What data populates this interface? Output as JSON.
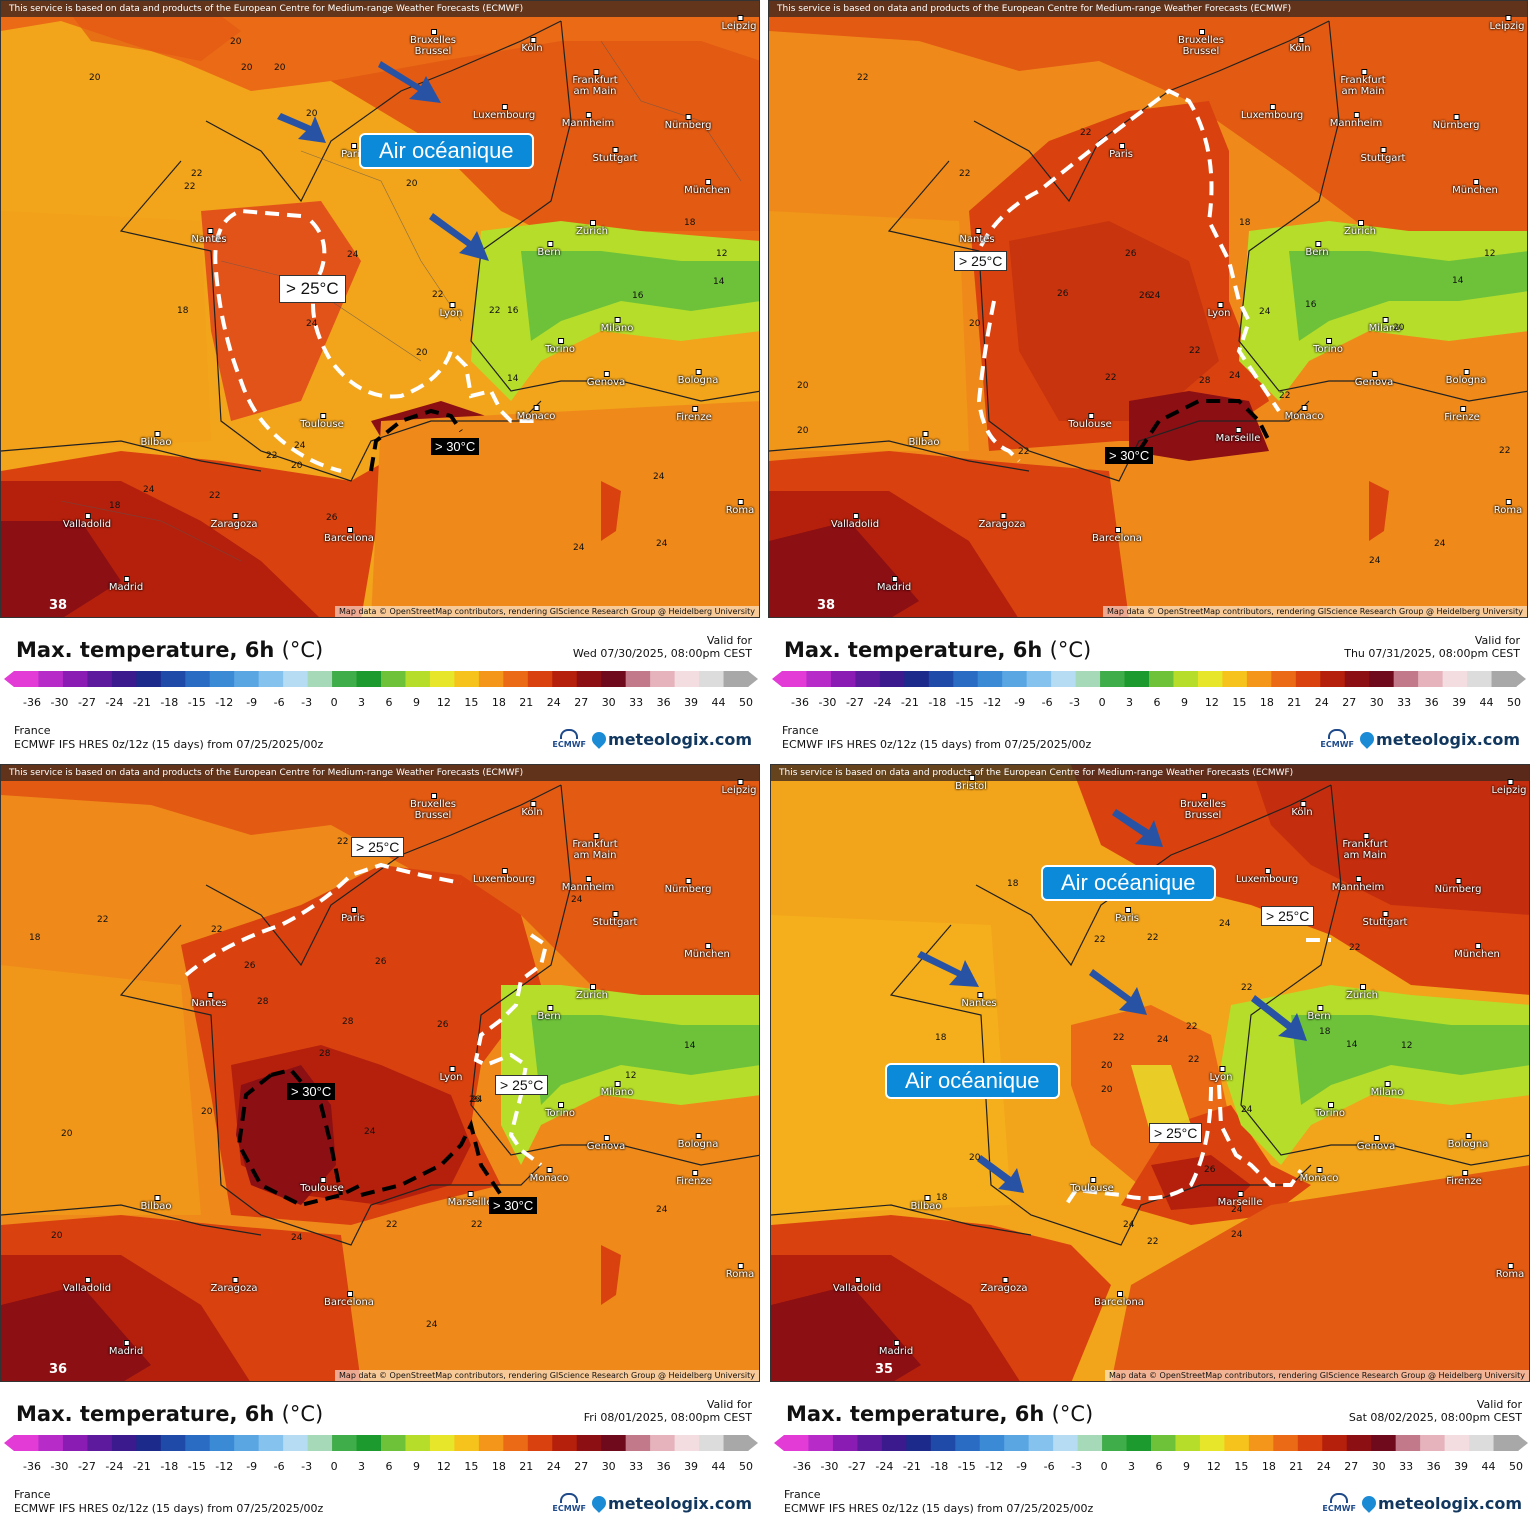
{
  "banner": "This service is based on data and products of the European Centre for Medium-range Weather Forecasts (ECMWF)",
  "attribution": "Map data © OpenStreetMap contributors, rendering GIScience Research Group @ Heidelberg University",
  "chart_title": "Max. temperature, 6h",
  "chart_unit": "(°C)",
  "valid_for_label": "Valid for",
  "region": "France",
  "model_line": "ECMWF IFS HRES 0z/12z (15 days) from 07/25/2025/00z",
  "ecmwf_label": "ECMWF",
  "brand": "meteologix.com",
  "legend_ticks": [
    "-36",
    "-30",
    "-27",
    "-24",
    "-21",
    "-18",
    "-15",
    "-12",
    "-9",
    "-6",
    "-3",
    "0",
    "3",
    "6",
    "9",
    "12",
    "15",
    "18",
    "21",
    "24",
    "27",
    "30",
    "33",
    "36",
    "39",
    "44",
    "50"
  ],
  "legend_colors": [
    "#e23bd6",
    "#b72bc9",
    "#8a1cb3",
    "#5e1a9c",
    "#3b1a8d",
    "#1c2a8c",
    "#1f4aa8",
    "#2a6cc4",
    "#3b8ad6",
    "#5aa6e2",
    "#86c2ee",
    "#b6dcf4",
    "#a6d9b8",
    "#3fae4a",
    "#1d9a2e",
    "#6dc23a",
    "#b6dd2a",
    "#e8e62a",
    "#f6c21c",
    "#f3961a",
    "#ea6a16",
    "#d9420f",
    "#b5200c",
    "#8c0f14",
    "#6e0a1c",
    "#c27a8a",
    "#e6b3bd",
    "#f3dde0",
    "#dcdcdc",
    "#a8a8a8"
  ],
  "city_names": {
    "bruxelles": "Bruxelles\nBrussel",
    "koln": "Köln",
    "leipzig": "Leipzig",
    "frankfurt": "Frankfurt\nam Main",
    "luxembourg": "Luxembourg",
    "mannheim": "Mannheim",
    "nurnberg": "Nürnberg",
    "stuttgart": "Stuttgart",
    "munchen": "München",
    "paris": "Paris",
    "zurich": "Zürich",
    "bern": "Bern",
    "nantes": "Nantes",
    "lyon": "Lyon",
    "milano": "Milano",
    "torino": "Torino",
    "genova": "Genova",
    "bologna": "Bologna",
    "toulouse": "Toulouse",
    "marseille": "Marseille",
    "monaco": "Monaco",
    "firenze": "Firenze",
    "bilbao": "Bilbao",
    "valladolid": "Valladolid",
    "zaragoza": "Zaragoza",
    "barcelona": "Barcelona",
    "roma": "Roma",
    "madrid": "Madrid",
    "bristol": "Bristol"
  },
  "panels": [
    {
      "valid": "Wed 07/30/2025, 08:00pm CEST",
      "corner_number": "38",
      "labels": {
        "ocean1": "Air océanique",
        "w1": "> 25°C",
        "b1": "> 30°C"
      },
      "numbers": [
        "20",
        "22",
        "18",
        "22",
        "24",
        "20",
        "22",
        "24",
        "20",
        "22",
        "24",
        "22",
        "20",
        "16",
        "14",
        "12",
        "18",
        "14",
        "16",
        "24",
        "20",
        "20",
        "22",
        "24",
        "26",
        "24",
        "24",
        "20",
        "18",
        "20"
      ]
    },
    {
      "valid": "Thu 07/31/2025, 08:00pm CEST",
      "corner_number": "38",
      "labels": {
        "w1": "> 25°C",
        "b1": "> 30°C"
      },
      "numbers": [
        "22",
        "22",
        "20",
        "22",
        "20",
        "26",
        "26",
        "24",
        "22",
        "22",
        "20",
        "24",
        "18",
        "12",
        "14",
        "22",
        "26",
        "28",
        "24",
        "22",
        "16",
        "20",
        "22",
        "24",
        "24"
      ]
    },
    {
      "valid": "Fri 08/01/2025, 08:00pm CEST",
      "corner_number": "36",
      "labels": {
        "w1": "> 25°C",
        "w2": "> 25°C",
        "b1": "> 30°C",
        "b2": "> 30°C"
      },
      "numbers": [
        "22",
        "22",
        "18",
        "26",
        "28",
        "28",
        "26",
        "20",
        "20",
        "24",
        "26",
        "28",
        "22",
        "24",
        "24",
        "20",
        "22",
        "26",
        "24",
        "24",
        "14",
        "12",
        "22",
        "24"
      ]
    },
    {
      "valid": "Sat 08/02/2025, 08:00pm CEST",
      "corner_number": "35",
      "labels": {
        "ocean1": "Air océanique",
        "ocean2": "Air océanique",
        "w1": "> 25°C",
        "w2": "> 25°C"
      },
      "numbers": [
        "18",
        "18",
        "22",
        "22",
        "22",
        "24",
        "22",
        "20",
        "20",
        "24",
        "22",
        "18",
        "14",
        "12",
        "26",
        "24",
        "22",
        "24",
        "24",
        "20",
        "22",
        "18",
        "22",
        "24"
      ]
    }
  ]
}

■ ■ ■ ■ ■

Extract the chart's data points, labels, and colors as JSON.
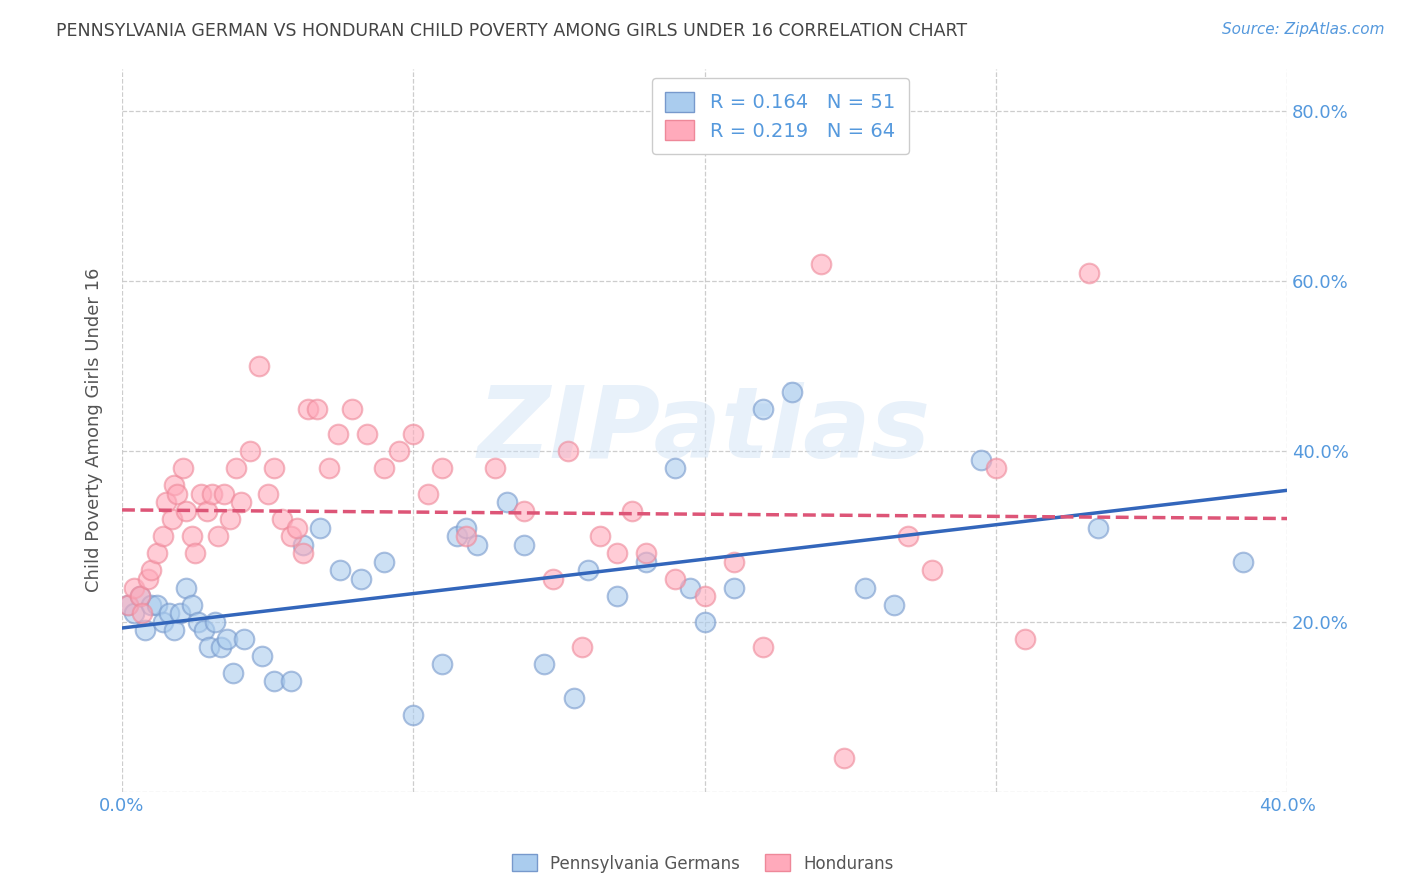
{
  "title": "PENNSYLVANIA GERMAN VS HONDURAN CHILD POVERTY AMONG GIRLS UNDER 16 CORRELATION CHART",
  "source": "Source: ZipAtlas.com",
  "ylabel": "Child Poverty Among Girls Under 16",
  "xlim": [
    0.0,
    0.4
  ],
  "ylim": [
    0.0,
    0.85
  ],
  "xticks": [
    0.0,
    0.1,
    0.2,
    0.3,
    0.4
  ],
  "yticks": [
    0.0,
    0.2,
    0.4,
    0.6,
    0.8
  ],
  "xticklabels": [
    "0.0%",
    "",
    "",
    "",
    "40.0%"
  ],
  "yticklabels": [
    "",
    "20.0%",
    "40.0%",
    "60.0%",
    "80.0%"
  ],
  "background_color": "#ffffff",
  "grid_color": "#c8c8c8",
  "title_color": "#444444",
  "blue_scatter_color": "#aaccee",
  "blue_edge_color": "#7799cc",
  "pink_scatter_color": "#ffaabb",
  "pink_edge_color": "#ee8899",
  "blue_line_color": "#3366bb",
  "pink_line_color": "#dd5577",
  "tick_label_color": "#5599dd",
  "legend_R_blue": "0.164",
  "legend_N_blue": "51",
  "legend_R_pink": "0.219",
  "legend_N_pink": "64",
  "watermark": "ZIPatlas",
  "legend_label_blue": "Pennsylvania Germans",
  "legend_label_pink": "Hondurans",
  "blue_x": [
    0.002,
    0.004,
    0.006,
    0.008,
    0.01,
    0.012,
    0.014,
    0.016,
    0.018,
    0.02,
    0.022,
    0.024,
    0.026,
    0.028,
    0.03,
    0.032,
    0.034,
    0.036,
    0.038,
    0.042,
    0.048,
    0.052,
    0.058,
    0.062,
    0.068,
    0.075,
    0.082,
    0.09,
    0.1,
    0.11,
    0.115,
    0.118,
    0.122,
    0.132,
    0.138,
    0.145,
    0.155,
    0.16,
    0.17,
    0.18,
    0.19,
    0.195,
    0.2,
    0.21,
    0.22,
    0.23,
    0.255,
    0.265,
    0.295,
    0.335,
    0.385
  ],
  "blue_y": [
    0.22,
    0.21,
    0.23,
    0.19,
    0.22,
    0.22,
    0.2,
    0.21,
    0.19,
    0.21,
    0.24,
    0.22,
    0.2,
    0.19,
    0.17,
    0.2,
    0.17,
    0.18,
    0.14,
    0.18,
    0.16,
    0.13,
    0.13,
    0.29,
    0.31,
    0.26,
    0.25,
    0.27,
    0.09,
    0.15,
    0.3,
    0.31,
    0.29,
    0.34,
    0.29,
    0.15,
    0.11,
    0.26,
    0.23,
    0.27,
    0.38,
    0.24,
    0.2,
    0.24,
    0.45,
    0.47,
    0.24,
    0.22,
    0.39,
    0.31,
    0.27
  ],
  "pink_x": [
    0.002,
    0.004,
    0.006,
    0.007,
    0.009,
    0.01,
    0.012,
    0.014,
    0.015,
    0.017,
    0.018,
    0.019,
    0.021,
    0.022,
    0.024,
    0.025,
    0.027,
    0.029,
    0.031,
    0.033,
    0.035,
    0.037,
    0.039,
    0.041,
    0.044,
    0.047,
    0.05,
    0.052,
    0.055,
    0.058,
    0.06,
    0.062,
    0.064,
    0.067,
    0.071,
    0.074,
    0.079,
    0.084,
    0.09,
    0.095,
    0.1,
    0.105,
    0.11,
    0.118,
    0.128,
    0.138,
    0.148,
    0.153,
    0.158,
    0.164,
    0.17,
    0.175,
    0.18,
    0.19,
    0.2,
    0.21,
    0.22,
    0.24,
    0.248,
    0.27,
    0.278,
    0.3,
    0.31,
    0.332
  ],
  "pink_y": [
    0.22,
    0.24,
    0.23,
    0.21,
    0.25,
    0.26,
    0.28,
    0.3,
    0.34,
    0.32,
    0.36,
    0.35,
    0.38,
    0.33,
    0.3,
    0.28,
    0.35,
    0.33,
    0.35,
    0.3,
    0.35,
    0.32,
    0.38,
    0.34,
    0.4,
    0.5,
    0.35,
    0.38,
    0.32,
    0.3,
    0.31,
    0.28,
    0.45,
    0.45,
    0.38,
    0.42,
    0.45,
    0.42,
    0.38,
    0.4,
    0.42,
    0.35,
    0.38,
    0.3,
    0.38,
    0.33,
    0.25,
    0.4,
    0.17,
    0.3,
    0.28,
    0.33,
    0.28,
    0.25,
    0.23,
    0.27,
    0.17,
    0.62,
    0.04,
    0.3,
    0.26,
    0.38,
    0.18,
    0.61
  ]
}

■ ■ ■ ■ ■

→ **Task details**: Pull out all lines containing "CEST".

→ **Written reply**:
      "valid": "Wed 07/30/2025, 08:00pm CEST",
      "valid": "Thu 07/31/2025, 08:00pm CEST",
      "valid": "Fri 08/01/2025, 08:00pm CEST",
      "valid": "Sat 08/02/2025, 08:00pm CEST",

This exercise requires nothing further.